▸ Exercise aim: Beginning with the line that holds "Decode this image" and ending with the last line below, repeat each line exactly, leaving any pictures out.

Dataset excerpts
<<<<

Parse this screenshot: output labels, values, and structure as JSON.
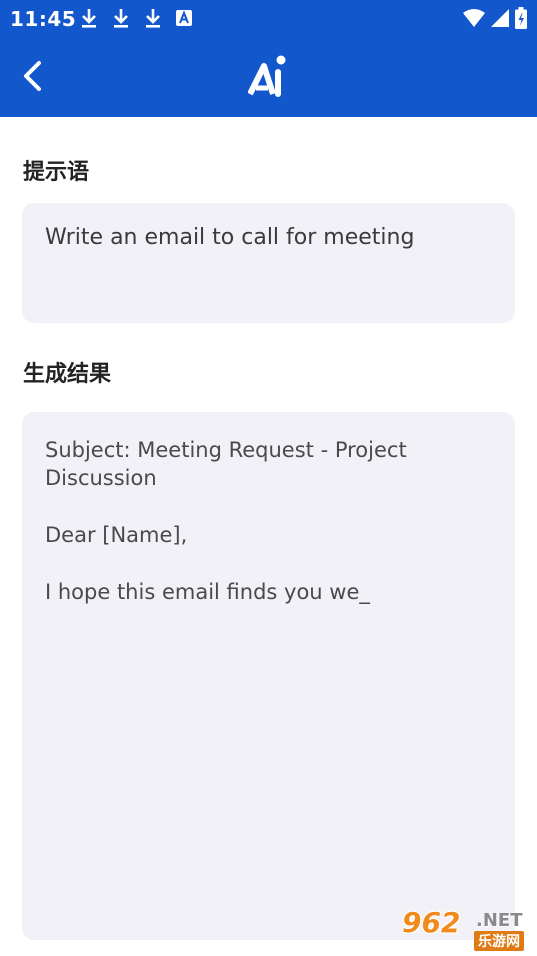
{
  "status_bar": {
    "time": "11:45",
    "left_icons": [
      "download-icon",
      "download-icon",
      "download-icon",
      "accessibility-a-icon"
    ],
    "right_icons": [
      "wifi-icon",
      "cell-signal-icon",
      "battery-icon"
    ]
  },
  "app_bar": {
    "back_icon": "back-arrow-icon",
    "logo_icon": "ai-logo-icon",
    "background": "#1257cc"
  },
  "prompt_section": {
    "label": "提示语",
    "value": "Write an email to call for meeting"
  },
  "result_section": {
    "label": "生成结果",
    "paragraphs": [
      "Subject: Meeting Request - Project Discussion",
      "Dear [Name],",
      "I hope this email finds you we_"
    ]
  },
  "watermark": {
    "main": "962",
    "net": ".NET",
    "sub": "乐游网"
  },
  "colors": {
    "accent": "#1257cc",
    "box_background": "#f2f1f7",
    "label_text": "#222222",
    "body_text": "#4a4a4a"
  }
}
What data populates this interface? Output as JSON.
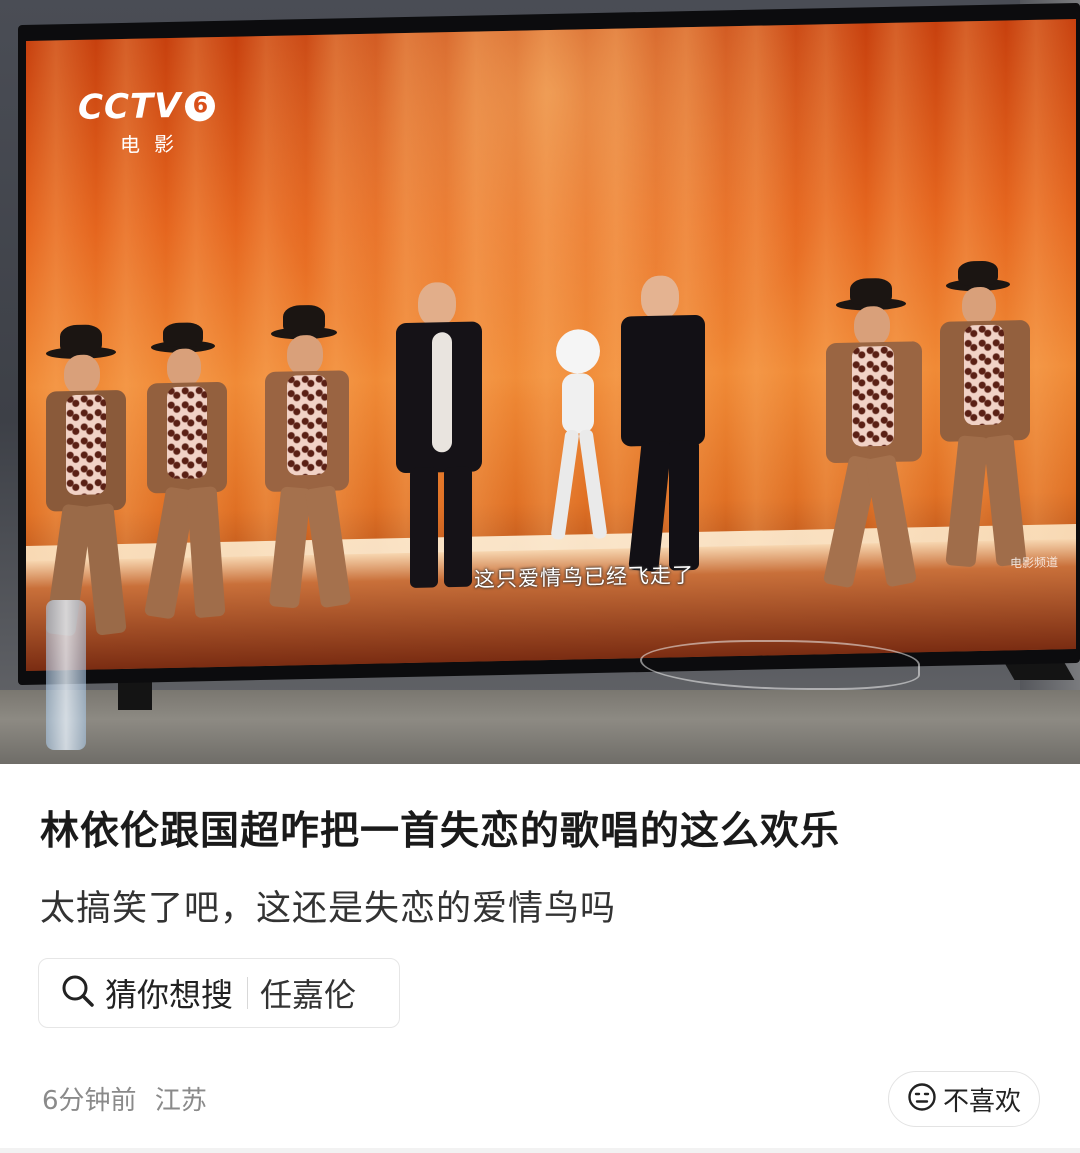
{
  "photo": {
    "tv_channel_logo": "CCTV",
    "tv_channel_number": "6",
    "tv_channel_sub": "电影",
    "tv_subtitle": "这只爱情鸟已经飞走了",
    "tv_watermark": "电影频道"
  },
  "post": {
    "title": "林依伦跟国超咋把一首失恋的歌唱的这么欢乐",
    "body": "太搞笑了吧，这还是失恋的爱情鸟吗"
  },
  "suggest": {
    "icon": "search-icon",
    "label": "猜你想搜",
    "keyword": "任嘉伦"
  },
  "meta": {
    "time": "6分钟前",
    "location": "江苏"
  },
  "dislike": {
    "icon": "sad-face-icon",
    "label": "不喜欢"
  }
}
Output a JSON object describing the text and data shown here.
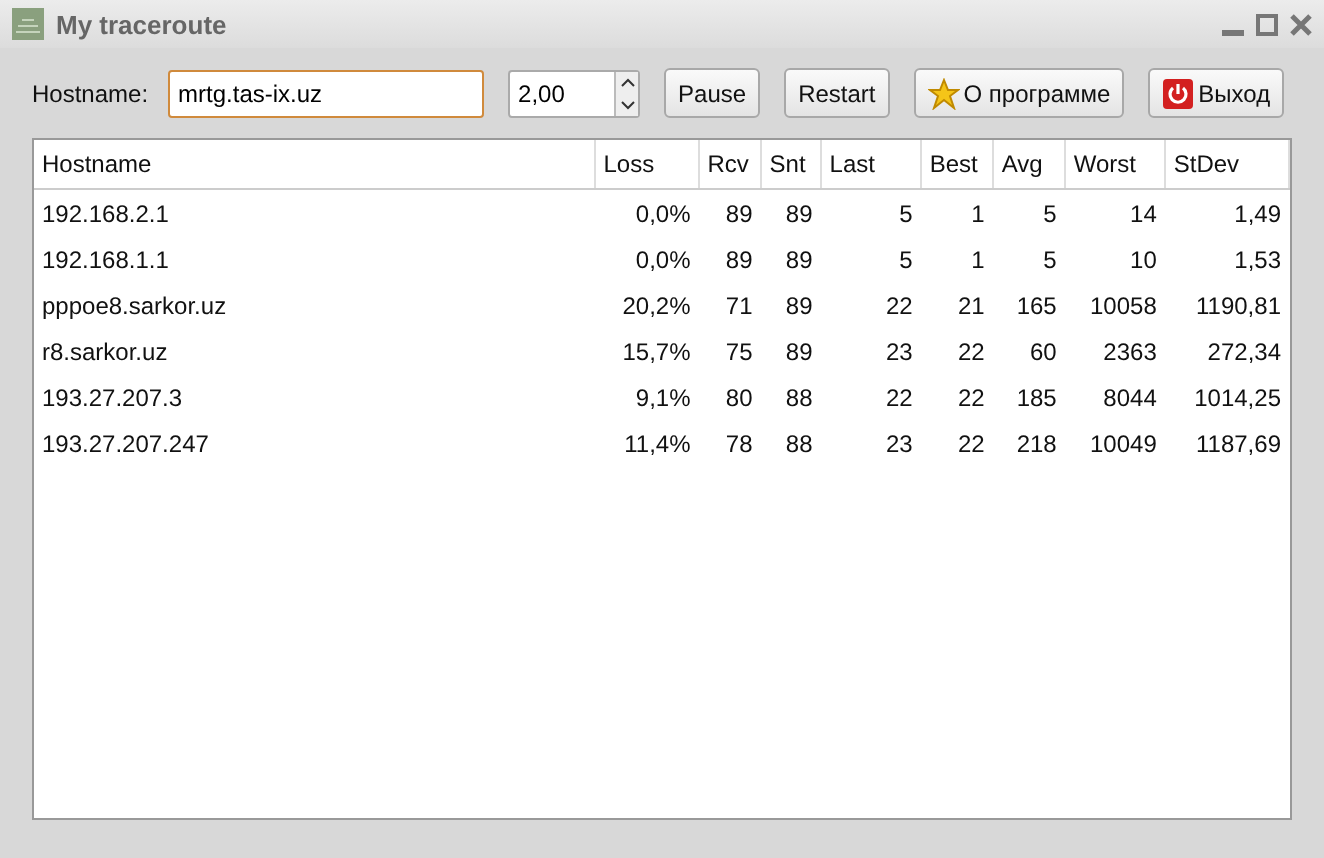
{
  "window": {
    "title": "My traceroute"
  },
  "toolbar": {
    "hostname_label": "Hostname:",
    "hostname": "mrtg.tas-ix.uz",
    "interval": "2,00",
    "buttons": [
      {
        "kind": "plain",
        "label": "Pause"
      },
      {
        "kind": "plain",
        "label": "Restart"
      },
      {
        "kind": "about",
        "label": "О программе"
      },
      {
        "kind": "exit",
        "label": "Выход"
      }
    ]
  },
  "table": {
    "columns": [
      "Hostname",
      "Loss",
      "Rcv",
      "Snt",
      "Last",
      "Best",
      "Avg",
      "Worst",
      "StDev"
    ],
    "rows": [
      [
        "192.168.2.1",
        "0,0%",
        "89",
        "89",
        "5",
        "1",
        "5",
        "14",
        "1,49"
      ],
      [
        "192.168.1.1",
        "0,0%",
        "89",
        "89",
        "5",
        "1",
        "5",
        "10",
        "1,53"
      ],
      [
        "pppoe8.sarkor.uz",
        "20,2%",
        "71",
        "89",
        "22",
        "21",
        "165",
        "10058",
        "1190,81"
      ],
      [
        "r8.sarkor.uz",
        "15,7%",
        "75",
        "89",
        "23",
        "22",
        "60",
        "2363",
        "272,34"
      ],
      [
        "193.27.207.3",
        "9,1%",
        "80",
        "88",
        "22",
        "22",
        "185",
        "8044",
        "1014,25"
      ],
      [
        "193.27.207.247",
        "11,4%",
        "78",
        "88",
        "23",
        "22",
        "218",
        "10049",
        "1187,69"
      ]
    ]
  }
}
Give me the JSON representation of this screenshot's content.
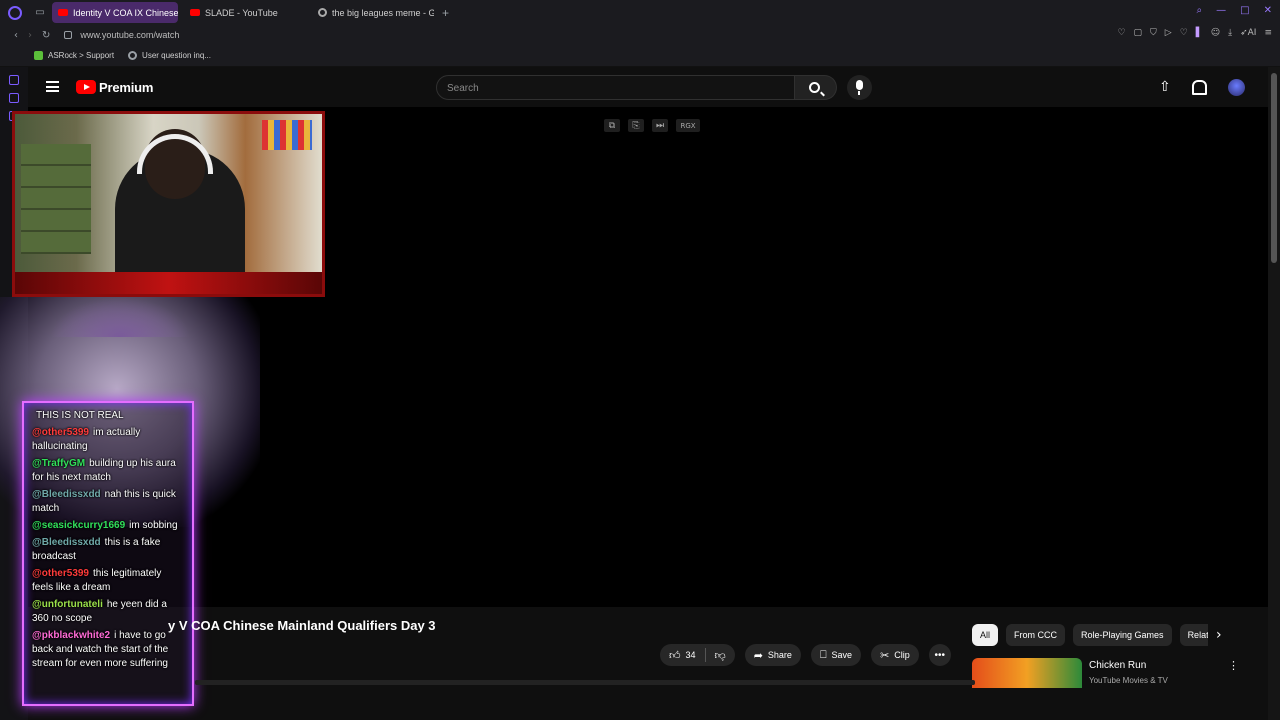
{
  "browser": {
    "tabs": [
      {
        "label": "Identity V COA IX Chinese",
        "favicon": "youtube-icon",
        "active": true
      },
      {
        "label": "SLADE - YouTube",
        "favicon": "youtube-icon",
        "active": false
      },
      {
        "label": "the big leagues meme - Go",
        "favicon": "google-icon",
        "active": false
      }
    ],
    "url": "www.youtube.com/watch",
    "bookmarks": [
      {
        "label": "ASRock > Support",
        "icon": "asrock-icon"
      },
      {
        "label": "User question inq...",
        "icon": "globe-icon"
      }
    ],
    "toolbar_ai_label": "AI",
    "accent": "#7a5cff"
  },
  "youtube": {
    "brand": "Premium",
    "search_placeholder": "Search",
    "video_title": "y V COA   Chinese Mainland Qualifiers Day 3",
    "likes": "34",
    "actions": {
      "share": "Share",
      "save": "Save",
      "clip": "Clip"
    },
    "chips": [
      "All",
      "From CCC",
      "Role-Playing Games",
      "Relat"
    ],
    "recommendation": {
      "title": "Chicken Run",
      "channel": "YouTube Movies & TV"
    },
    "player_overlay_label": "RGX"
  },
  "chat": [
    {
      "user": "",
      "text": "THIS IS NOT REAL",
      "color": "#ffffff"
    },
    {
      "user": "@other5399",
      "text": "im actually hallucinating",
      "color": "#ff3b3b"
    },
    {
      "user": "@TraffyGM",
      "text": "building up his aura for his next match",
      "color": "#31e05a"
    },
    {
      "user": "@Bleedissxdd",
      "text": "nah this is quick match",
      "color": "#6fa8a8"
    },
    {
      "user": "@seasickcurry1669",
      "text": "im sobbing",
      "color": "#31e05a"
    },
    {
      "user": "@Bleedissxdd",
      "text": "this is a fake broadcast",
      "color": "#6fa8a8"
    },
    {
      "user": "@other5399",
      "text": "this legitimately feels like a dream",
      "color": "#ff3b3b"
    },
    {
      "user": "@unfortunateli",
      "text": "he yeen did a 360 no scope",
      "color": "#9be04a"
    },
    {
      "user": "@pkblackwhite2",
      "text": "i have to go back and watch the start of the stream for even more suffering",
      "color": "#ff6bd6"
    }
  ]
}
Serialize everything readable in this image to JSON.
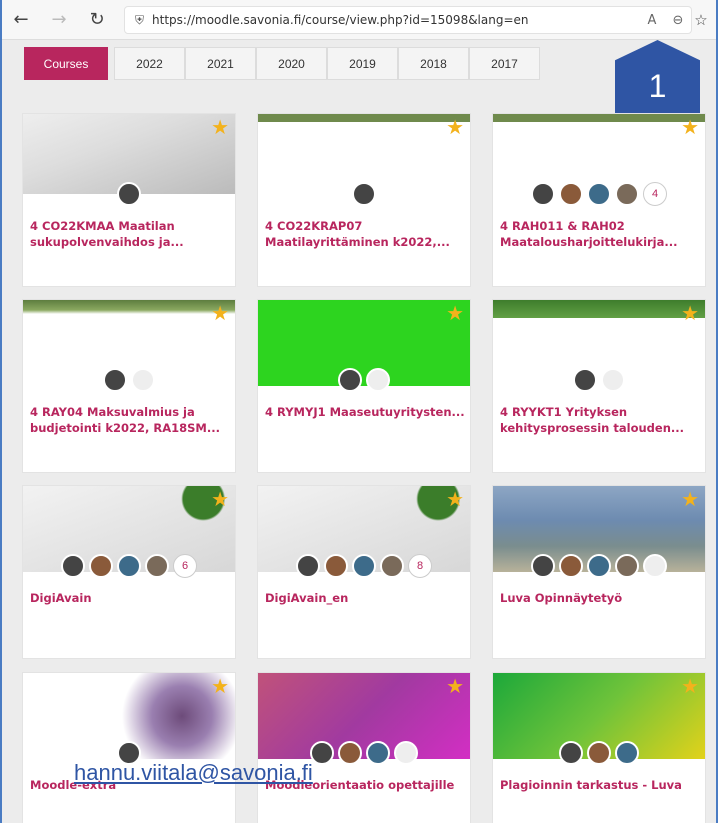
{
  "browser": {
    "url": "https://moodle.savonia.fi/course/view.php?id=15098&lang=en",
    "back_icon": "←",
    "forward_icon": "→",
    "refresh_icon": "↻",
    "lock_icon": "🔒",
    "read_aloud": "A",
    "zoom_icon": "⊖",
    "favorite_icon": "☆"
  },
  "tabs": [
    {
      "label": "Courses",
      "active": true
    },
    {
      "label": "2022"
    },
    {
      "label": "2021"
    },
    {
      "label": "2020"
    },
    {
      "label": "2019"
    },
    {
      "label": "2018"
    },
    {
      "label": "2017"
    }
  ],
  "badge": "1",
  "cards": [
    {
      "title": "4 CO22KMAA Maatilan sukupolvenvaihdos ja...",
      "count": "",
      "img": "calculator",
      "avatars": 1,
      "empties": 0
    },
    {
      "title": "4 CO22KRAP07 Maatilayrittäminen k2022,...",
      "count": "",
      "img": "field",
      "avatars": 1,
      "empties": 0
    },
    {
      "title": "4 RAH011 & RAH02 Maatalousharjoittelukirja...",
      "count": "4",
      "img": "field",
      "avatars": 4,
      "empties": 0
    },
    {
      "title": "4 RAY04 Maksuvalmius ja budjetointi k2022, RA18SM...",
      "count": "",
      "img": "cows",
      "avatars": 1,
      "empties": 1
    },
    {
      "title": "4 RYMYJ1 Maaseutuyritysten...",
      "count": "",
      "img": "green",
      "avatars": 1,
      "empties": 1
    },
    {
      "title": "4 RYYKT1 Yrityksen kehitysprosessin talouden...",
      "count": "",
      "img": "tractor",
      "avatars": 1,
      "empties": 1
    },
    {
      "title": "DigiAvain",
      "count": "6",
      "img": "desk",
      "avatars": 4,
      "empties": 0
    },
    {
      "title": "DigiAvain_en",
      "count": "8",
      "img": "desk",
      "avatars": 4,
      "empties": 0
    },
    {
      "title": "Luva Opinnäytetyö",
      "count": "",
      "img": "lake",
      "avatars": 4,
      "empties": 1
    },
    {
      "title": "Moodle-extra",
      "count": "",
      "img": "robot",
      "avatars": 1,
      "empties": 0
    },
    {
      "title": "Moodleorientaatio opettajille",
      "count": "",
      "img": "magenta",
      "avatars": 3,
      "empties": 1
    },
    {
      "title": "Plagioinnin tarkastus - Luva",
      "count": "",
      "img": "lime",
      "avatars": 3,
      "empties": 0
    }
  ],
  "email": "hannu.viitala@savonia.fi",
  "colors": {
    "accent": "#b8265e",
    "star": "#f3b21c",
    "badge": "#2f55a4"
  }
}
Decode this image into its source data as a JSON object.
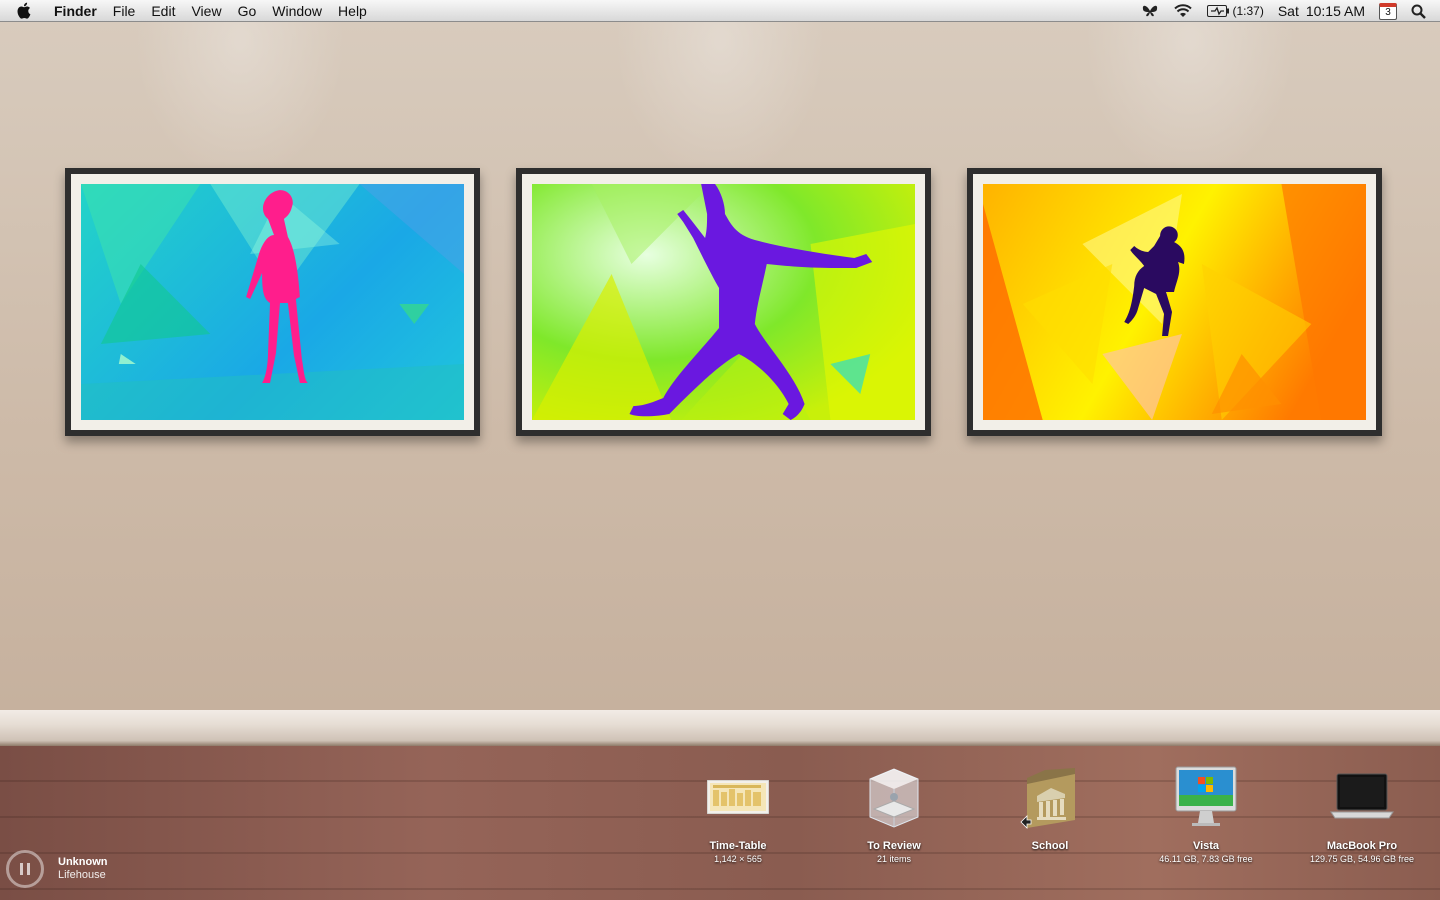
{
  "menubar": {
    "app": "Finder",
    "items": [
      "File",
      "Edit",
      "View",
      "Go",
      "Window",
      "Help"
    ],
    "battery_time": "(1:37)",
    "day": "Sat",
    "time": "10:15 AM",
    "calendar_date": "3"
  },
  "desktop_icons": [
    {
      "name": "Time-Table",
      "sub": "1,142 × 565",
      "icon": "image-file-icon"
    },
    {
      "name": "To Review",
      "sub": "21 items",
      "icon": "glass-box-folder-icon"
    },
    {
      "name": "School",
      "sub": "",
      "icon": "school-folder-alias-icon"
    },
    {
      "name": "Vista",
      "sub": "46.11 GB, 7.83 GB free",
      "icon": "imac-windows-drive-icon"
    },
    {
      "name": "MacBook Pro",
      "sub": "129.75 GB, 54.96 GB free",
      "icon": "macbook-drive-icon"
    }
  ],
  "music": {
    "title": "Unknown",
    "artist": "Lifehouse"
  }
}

>>>>

▸ Exercise solution:
Decode this image into its source data as a JSON object.
{
  "menubar": {
    "app": "Finder",
    "items": [
      "File",
      "Edit",
      "View",
      "Go",
      "Window",
      "Help"
    ],
    "battery_time": "(1:37)",
    "day": "Sat",
    "time": "10:15 AM",
    "calendar_date": "3"
  },
  "desktop_icons": [
    {
      "name": "Time-Table",
      "sub": "1,142 × 565",
      "icon": "image-file-icon"
    },
    {
      "name": "To Review",
      "sub": "21 items",
      "icon": "glass-box-folder-icon"
    },
    {
      "name": "School",
      "sub": "",
      "icon": "school-folder-alias-icon"
    },
    {
      "name": "Vista",
      "sub": "46.11 GB, 7.83 GB free",
      "icon": "imac-windows-drive-icon"
    },
    {
      "name": "MacBook Pro",
      "sub": "129.75 GB, 54.96 GB free",
      "icon": "macbook-drive-icon"
    }
  ],
  "music": {
    "title": "Unknown",
    "artist": "Lifehouse"
  }
}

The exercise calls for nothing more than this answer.